▸ **EXTRACT PROVIDED**
╔══

A configuration is an unordered arrangement of objects. A permutation is a specific order of an arrangement of objects.

(12.2) What are the elements of a probability model, and how do they differ for continuous and discrete variables?

A probability model consists of a sample space containing the possible values for a variable, and the corresponding probabilities that the variable will assume a value in the sample space. In the discrete case, the sample space consists of a set of specific values a variable can assume, where in the continuous case there is a range of values the variable can assume.

(12.7) Why is normalization of a probability distribution important? What would one have to consider when working with a probability distribution that was not normalized

A variable will always assume some value from the sample set; therefore, normalization of a probability distribution ensures that the sum of probabilities for the variable assuming values contained in the sample set is equal to unity. If the probability distribution is not normalized, then each individual probability should be divided by the sum of all probabilities.

(10.3) Why are activity coefficients calculated using the Debye-Huckel limiting law always less than one?

Activity coefficients calculated using the Debye-Huckel law are always less than one because the net electrostatic interaction among ions surrounding an arbitrarily chosen central ion is attractive rather than repulsive.

(14.1) What is the canonical ensemble? What properties are held constant in this ensemble?

An ensemble is a collection of identical objects or replicas of the system of interest. In the canonical ensemble, V, N, and T are held constant.

(11.14) Why can batteries only be recharged a limited number of times?

As a battery is discharged, reactants are converted into products which in the case of solids leads to a change in the structure at a microscopic level. Cycling between different solid structures with different crystalline structures and densities induces mechanical stress in the electrodes, which over time causes them to disintegrate.

(14.4) For which energetic degrees of freedom are the spacings between energy levels small relative to kT at room temperature?

At room temperature, the spacings between translational energy levels are extremely small relative to kT. The rotational energy-level spacings are also generally small relative to kT, although some species involving light atoms (such as H2 ) may have energy-level spacings that are comparable to kT. Vibrational and electronic energy levels usually have spacings that are greater than kT.

(10.11) How does salting in affect solubility?

At small values of the ionic strength y(+/-) < 1, and the solubility increases as y (+/-) decreases with concentration until the minimum in a plot of y (+/-) versus I is reached.

How is Beta related to temperature? What are the units of kT?

Beta is inversely proportional to temperature, and equal to (kT )^-1. The units of the Boltzmann constant are J K^-1; therefore, the product kT has units of joules, or energy

(15.17) Why should the equilibrium constant be dependent on the difference in Gibbs energy? How is this relationship described using statistical mechanics?

╚══

▸ **GIVEN MATERIAL**

╔══

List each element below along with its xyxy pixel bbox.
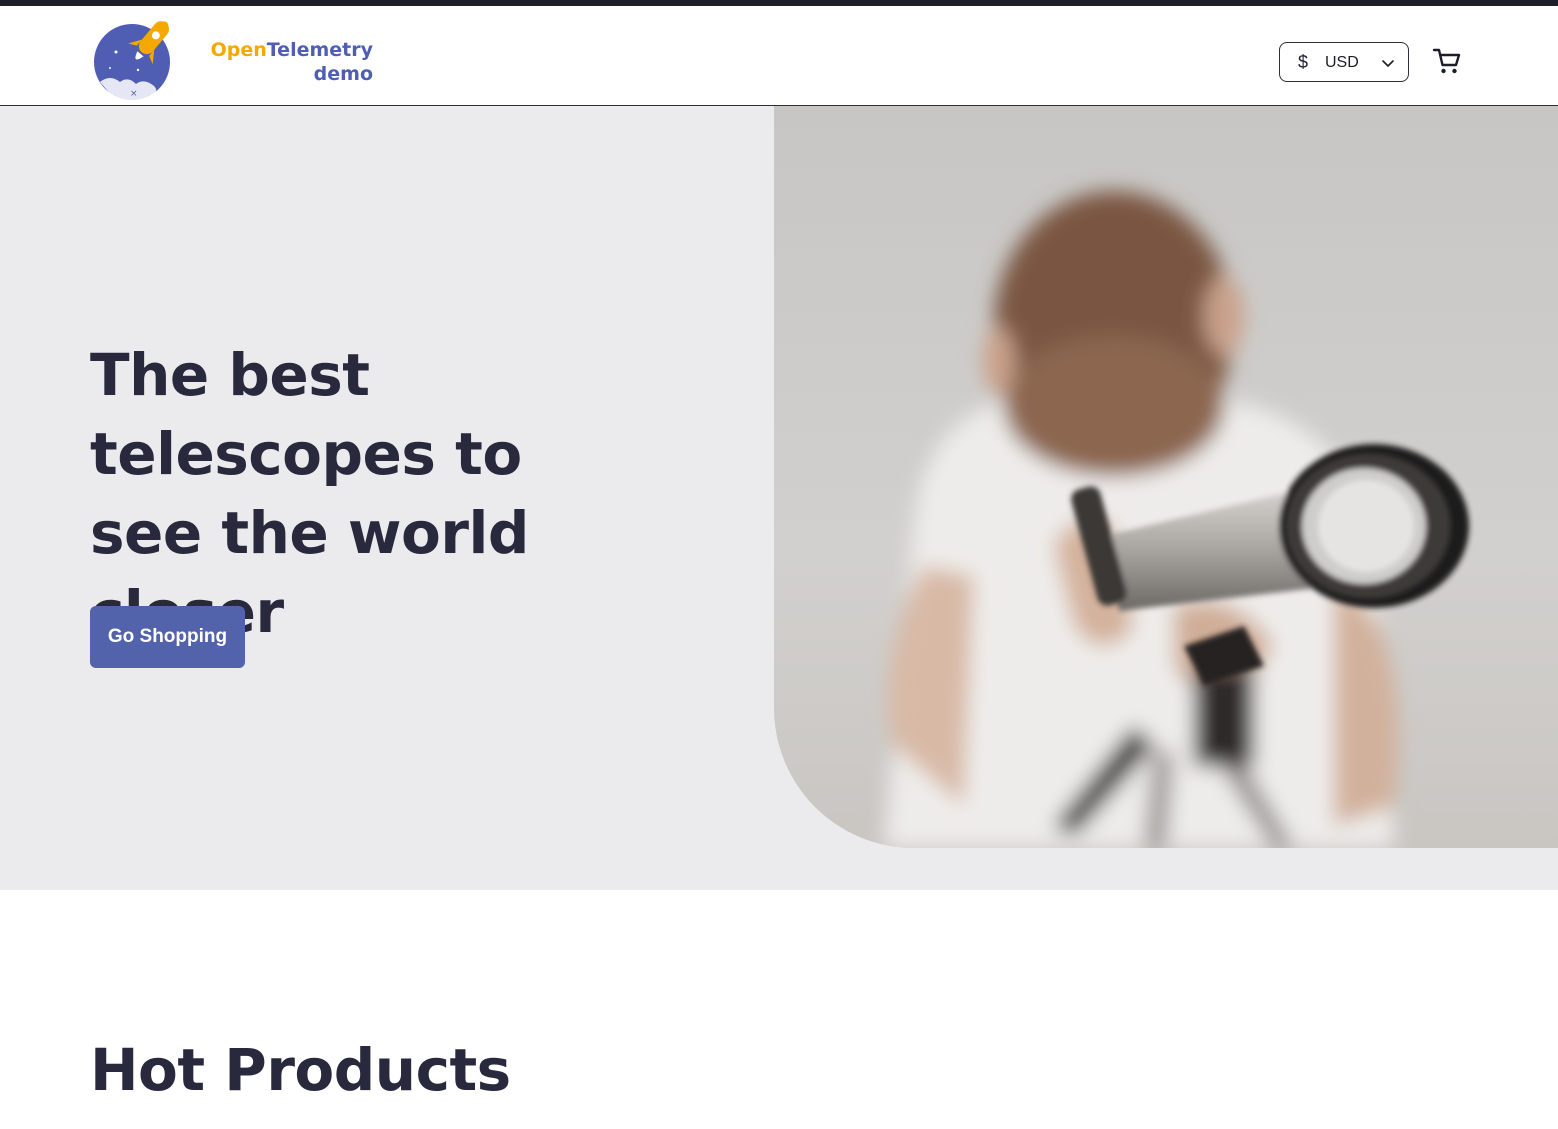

╚══

▸ **EXERCISE REQUIREMENTS**
Condense the paragraph of the physical chemistry notes that begins "At room temperature, the spacings" into a bulleted list that keeps its main facts. The listing bears no relation to the physical chemistry notes.

▸ **SOLUTION TO THE EXERCISE**
- Translational energy levels: spacings are extremely small relative to kT at room temperature.
- Rotational energy levels: spacings are generally small relative to kT, although some species involving light atoms (such as H2) may have spacings comparable to kT.
- Vibrational and electronic energy levels: spacings are usually greater than kT.